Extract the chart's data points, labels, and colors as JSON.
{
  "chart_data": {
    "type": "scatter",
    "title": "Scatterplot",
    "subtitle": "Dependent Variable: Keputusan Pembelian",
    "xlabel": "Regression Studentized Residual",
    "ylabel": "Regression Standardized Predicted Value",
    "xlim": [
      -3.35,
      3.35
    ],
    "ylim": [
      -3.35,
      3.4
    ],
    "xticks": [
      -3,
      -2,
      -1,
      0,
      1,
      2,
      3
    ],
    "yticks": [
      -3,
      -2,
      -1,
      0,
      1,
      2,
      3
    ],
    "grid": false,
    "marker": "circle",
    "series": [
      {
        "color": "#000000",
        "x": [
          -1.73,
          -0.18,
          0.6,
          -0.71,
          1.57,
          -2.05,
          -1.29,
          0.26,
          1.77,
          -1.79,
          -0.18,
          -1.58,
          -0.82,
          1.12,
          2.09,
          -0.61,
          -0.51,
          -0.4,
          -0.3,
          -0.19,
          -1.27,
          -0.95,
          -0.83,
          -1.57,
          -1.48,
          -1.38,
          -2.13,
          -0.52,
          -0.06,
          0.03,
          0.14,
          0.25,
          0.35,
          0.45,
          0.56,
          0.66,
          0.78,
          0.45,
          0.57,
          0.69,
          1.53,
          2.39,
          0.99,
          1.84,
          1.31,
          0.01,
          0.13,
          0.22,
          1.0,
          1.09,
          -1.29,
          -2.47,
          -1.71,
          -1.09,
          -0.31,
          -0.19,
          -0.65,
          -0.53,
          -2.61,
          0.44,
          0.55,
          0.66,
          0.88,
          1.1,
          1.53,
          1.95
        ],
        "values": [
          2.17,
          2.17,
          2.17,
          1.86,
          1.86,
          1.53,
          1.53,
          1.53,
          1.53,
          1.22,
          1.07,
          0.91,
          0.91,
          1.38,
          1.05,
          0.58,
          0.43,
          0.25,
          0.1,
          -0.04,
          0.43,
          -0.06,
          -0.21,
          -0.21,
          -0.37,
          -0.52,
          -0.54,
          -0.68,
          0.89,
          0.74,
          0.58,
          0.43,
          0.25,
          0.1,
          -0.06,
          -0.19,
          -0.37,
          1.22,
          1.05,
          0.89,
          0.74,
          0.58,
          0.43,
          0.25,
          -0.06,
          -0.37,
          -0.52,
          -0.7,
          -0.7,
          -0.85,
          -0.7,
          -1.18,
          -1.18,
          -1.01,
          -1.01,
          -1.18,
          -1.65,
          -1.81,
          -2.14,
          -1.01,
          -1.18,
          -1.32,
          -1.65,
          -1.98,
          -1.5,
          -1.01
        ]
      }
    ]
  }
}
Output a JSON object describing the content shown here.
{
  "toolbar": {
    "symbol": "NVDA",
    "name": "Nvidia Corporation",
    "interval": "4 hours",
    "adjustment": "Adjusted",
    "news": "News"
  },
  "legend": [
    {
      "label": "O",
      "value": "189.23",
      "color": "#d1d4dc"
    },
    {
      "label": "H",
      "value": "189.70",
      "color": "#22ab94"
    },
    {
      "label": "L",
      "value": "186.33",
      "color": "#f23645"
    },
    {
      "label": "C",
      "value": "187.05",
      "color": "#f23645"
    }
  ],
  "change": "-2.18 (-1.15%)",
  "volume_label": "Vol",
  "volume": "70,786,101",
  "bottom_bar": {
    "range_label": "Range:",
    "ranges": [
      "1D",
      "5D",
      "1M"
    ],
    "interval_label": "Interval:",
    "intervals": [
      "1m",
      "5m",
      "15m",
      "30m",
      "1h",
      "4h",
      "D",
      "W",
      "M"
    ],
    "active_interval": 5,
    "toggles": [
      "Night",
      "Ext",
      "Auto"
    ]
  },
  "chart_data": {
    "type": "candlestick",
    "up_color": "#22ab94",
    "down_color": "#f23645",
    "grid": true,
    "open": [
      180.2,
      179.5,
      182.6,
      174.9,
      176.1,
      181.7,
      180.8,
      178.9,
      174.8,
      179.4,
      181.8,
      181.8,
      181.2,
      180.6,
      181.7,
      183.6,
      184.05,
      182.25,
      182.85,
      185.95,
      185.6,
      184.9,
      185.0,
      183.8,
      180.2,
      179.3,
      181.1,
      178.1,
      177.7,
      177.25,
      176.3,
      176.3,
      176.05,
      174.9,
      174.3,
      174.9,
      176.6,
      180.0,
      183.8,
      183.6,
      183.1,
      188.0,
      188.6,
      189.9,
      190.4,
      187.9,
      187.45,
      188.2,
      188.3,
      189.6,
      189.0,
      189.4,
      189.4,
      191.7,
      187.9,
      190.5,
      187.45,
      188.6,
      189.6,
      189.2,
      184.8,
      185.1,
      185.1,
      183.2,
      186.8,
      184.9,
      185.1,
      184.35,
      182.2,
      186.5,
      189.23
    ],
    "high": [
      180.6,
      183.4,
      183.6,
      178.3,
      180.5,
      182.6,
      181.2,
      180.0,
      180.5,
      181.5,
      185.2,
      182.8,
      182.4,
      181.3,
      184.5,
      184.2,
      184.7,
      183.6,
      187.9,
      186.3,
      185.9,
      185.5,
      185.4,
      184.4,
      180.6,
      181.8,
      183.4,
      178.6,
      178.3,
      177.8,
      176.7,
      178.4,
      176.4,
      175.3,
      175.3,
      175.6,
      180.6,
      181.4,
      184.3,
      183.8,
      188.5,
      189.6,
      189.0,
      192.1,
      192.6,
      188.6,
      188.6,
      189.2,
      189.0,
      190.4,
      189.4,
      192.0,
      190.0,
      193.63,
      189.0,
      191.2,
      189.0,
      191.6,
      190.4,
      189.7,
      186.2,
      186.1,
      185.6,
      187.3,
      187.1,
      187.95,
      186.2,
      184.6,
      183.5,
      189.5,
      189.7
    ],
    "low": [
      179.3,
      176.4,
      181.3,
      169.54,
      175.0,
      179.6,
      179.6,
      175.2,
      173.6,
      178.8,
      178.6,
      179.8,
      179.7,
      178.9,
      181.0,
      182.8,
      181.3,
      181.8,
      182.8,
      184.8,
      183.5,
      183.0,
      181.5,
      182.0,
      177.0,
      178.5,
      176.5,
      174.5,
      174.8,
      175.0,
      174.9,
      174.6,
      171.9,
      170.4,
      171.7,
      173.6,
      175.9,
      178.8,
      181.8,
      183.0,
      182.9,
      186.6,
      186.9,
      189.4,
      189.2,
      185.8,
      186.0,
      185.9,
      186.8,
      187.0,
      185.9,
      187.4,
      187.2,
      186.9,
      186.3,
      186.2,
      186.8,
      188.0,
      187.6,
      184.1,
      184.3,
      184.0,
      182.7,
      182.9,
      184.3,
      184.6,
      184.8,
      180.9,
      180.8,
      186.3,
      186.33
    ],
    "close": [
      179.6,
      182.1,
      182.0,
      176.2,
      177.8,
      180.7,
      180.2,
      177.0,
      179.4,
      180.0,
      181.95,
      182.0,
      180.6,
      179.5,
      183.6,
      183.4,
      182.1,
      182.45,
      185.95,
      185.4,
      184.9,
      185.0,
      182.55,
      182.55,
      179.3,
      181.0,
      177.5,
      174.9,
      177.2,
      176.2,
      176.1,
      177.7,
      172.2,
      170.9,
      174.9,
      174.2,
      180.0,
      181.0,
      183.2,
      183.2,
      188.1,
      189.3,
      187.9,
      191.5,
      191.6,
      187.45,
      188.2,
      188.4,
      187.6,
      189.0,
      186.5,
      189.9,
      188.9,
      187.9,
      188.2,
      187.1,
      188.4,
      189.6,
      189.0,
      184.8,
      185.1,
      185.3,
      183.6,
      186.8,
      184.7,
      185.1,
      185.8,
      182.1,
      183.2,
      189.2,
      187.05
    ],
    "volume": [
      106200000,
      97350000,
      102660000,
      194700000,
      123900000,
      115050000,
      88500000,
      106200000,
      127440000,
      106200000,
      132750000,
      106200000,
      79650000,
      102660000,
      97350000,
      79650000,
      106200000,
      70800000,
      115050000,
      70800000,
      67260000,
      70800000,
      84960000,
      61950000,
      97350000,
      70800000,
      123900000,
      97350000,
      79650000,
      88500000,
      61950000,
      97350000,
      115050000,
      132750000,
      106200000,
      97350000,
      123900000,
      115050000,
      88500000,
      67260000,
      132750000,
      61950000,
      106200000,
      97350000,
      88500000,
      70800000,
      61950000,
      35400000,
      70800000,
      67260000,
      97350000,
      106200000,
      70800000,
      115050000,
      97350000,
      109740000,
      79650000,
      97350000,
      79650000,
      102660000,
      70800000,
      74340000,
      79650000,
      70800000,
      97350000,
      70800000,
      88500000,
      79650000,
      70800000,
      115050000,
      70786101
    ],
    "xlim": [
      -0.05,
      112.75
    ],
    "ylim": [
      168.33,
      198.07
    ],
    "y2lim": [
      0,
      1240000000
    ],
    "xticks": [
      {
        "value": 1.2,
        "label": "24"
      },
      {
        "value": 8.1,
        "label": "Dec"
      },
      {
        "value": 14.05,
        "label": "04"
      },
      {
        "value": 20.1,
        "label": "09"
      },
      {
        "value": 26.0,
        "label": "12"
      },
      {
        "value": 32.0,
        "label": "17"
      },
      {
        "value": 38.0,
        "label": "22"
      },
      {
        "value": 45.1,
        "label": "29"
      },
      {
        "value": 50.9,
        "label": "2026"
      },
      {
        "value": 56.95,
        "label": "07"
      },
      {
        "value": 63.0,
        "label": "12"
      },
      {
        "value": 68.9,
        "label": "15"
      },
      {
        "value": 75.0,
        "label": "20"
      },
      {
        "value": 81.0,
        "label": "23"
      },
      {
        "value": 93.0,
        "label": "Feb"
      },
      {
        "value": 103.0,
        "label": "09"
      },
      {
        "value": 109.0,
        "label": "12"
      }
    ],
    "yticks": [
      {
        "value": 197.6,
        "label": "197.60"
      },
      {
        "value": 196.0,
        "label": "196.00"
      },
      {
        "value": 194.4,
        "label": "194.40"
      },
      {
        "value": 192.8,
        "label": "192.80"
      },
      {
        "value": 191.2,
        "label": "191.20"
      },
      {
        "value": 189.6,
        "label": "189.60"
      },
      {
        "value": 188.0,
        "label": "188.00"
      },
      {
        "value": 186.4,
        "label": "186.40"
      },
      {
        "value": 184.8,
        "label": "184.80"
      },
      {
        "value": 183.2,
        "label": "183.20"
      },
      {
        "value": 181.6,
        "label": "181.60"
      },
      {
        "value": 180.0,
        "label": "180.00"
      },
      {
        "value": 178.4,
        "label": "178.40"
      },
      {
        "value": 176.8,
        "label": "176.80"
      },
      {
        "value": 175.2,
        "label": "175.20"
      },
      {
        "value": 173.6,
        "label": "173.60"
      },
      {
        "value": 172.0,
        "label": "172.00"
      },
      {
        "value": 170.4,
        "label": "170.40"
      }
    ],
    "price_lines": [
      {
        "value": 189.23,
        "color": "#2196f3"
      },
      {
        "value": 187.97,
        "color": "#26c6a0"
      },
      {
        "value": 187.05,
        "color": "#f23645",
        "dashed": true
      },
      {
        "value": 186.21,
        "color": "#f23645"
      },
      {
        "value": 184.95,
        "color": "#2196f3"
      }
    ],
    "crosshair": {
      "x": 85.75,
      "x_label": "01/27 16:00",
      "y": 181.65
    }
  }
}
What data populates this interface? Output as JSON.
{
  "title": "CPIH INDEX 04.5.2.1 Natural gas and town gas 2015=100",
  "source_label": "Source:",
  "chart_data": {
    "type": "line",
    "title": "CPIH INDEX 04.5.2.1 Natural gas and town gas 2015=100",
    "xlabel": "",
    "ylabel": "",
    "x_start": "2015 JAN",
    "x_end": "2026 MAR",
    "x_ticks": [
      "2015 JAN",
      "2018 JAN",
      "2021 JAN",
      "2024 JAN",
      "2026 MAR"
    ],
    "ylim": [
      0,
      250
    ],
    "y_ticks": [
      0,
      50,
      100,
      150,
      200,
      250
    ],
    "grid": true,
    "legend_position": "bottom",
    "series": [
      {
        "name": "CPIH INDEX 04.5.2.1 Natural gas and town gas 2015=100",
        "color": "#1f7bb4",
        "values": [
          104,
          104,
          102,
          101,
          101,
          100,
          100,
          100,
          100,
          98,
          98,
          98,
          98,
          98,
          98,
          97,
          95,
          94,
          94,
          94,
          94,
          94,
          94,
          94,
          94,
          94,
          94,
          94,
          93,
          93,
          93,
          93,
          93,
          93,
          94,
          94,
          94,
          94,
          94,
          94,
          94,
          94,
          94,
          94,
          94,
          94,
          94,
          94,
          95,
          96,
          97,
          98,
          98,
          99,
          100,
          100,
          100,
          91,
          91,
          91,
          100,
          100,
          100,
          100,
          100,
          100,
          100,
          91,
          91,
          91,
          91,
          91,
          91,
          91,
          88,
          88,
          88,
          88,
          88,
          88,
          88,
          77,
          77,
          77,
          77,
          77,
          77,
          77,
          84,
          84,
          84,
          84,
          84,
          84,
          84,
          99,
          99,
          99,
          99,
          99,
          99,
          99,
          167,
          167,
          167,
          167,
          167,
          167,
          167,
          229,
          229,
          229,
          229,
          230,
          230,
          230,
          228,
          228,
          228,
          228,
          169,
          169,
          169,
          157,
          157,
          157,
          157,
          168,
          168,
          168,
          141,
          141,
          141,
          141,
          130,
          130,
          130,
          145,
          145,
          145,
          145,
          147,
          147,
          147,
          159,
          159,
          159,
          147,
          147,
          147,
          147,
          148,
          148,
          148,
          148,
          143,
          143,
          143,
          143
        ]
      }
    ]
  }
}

• _YOUR GOAL_
How many lines of the data contain the word "town"? Answer with the number alone.

• _EXERCISE OUTPUT_
3